[EXERCISE PROMPT]: Restate all of the data exactly.

++++ ENTRIES PROVIDED ++++

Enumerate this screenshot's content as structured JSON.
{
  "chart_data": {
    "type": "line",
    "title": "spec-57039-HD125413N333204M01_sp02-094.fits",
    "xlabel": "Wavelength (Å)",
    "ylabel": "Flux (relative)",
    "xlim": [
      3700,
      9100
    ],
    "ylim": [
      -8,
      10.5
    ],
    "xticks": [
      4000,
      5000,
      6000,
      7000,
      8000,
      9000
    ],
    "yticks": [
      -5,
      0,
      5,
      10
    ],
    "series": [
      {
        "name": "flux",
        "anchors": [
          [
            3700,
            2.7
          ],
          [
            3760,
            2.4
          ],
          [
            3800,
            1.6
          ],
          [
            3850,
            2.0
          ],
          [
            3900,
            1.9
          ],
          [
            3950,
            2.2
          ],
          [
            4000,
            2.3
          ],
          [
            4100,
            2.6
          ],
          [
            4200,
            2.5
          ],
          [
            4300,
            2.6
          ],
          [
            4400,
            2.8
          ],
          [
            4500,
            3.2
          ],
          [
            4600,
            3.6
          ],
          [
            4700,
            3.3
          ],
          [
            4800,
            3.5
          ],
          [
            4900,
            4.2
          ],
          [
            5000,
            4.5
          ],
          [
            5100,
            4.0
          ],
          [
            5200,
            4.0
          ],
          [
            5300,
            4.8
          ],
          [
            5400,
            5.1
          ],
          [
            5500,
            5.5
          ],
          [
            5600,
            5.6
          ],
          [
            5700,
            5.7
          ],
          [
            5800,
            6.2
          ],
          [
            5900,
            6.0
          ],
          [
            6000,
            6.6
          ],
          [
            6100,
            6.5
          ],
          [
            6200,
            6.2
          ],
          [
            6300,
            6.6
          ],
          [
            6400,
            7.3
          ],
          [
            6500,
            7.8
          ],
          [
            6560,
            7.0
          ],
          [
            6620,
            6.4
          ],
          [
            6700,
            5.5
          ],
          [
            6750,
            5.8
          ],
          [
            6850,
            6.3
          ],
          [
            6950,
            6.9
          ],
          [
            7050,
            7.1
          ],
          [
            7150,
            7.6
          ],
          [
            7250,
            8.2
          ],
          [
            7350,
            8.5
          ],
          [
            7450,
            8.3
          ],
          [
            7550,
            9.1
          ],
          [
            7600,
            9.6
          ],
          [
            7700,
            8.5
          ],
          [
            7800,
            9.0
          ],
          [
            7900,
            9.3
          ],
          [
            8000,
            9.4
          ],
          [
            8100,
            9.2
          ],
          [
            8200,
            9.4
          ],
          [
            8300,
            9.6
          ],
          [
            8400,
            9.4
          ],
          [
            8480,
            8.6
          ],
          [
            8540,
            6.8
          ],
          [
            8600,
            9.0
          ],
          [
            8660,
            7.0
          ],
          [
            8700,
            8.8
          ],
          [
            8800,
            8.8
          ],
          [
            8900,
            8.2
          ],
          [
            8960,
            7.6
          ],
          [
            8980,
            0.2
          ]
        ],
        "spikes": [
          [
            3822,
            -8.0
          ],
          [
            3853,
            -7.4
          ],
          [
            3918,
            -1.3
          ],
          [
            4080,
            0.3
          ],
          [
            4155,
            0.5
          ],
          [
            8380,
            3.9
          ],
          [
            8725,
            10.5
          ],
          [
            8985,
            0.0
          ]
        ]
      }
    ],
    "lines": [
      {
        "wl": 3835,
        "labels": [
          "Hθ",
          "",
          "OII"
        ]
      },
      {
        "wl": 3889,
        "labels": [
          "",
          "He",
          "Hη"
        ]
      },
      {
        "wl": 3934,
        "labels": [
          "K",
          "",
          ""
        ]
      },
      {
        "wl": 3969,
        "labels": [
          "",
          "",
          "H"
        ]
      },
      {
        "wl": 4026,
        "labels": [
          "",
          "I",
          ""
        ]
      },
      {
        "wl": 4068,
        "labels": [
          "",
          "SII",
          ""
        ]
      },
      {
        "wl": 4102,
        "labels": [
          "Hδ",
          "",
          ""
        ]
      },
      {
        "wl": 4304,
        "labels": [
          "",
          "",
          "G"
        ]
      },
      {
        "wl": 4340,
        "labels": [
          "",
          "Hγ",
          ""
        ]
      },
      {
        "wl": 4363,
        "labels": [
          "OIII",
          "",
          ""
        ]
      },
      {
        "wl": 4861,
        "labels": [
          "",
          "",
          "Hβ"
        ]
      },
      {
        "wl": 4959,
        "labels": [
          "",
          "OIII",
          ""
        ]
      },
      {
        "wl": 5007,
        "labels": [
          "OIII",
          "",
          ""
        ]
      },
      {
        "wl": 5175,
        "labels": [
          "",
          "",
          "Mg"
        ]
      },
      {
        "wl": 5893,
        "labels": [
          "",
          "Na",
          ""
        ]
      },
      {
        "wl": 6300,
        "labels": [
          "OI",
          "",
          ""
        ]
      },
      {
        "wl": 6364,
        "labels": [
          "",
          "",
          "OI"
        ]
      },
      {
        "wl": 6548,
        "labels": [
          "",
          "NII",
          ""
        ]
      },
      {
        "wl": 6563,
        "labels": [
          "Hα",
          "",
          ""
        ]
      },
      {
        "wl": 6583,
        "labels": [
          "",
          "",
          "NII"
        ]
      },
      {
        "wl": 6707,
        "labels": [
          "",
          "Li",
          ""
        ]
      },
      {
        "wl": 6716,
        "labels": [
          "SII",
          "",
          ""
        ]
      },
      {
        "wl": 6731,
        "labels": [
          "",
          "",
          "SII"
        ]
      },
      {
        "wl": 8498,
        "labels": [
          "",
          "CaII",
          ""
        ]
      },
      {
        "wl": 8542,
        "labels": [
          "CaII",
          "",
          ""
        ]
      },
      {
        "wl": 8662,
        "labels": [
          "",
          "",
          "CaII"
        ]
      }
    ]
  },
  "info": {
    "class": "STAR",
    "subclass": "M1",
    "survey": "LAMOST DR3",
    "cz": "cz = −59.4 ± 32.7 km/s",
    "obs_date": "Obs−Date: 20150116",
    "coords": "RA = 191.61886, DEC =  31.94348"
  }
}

++++

[THE RESPONSE]:
Enumerate this screenshot's content as structured JSON.
{
  "chart_data": {
    "type": "line",
    "title": "spec-57039-HD125413N333204M01_sp02-094.fits",
    "xlabel": "Wavelength (Å)",
    "ylabel": "Flux (relative)",
    "xlim": [
      3700,
      9100
    ],
    "ylim": [
      -8,
      10.5
    ],
    "xticks": [
      4000,
      5000,
      6000,
      7000,
      8000,
      9000
    ],
    "yticks": [
      -5,
      0,
      5,
      10
    ],
    "series": [
      {
        "name": "flux",
        "anchors": [
          [
            3700,
            2.7
          ],
          [
            3760,
            2.4
          ],
          [
            3800,
            1.6
          ],
          [
            3850,
            2.0
          ],
          [
            3900,
            1.9
          ],
          [
            3950,
            2.2
          ],
          [
            4000,
            2.3
          ],
          [
            4100,
            2.6
          ],
          [
            4200,
            2.5
          ],
          [
            4300,
            2.6
          ],
          [
            4400,
            2.8
          ],
          [
            4500,
            3.2
          ],
          [
            4600,
            3.6
          ],
          [
            4700,
            3.3
          ],
          [
            4800,
            3.5
          ],
          [
            4900,
            4.2
          ],
          [
            5000,
            4.5
          ],
          [
            5100,
            4.0
          ],
          [
            5200,
            4.0
          ],
          [
            5300,
            4.8
          ],
          [
            5400,
            5.1
          ],
          [
            5500,
            5.5
          ],
          [
            5600,
            5.6
          ],
          [
            5700,
            5.7
          ],
          [
            5800,
            6.2
          ],
          [
            5900,
            6.0
          ],
          [
            6000,
            6.6
          ],
          [
            6100,
            6.5
          ],
          [
            6200,
            6.2
          ],
          [
            6300,
            6.6
          ],
          [
            6400,
            7.3
          ],
          [
            6500,
            7.8
          ],
          [
            6560,
            7.0
          ],
          [
            6620,
            6.4
          ],
          [
            6700,
            5.5
          ],
          [
            6750,
            5.8
          ],
          [
            6850,
            6.3
          ],
          [
            6950,
            6.9
          ],
          [
            7050,
            7.1
          ],
          [
            7150,
            7.6
          ],
          [
            7250,
            8.2
          ],
          [
            7350,
            8.5
          ],
          [
            7450,
            8.3
          ],
          [
            7550,
            9.1
          ],
          [
            7600,
            9.6
          ],
          [
            7700,
            8.5
          ],
          [
            7800,
            9.0
          ],
          [
            7900,
            9.3
          ],
          [
            8000,
            9.4
          ],
          [
            8100,
            9.2
          ],
          [
            8200,
            9.4
          ],
          [
            8300,
            9.6
          ],
          [
            8400,
            9.4
          ],
          [
            8480,
            8.6
          ],
          [
            8540,
            6.8
          ],
          [
            8600,
            9.0
          ],
          [
            8660,
            7.0
          ],
          [
            8700,
            8.8
          ],
          [
            8800,
            8.8
          ],
          [
            8900,
            8.2
          ],
          [
            8960,
            7.6
          ],
          [
            8980,
            0.2
          ]
        ],
        "spikes": [
          [
            3822,
            -8.0
          ],
          [
            3853,
            -7.4
          ],
          [
            3918,
            -1.3
          ],
          [
            4080,
            0.3
          ],
          [
            4155,
            0.5
          ],
          [
            8380,
            3.9
          ],
          [
            8725,
            10.5
          ],
          [
            8985,
            0.0
          ]
        ]
      }
    ],
    "lines": [
      {
        "wl": 3835,
        "labels": [
          "Hθ",
          "",
          "OII"
        ]
      },
      {
        "wl": 3889,
        "labels": [
          "",
          "He",
          "Hη"
        ]
      },
      {
        "wl": 3934,
        "labels": [
          "K",
          "",
          ""
        ]
      },
      {
        "wl": 3969,
        "labels": [
          "",
          "",
          "H"
        ]
      },
      {
        "wl": 4026,
        "labels": [
          "",
          "I",
          ""
        ]
      },
      {
        "wl": 4068,
        "labels": [
          "",
          "SII",
          ""
        ]
      },
      {
        "wl": 4102,
        "labels": [
          "Hδ",
          "",
          ""
        ]
      },
      {
        "wl": 4304,
        "labels": [
          "",
          "",
          "G"
        ]
      },
      {
        "wl": 4340,
        "labels": [
          "",
          "Hγ",
          ""
        ]
      },
      {
        "wl": 4363,
        "labels": [
          "OIII",
          "",
          ""
        ]
      },
      {
        "wl": 4861,
        "labels": [
          "",
          "",
          "Hβ"
        ]
      },
      {
        "wl": 4959,
        "labels": [
          "",
          "OIII",
          ""
        ]
      },
      {
        "wl": 5007,
        "labels": [
          "OIII",
          "",
          ""
        ]
      },
      {
        "wl": 5175,
        "labels": [
          "",
          "",
          "Mg"
        ]
      },
      {
        "wl": 5893,
        "labels": [
          "",
          "Na",
          ""
        ]
      },
      {
        "wl": 6300,
        "labels": [
          "OI",
          "",
          ""
        ]
      },
      {
        "wl": 6364,
        "labels": [
          "",
          "",
          "OI"
        ]
      },
      {
        "wl": 6548,
        "labels": [
          "",
          "NII",
          ""
        ]
      },
      {
        "wl": 6563,
        "labels": [
          "Hα",
          "",
          ""
        ]
      },
      {
        "wl": 6583,
        "labels": [
          "",
          "",
          "NII"
        ]
      },
      {
        "wl": 6707,
        "labels": [
          "",
          "Li",
          ""
        ]
      },
      {
        "wl": 6716,
        "labels": [
          "SII",
          "",
          ""
        ]
      },
      {
        "wl": 6731,
        "labels": [
          "",
          "",
          "SII"
        ]
      },
      {
        "wl": 8498,
        "labels": [
          "",
          "CaII",
          ""
        ]
      },
      {
        "wl": 8542,
        "labels": [
          "CaII",
          "",
          ""
        ]
      },
      {
        "wl": 8662,
        "labels": [
          "",
          "",
          "CaII"
        ]
      }
    ]
  },
  "info": {
    "class": "STAR",
    "subclass": "M1",
    "survey": "LAMOST DR3",
    "cz": "cz = −59.4 ± 32.7 km/s",
    "obs_date": "Obs−Date: 20150116",
    "coords": "RA = 191.61886, DEC =  31.94348"
  }
}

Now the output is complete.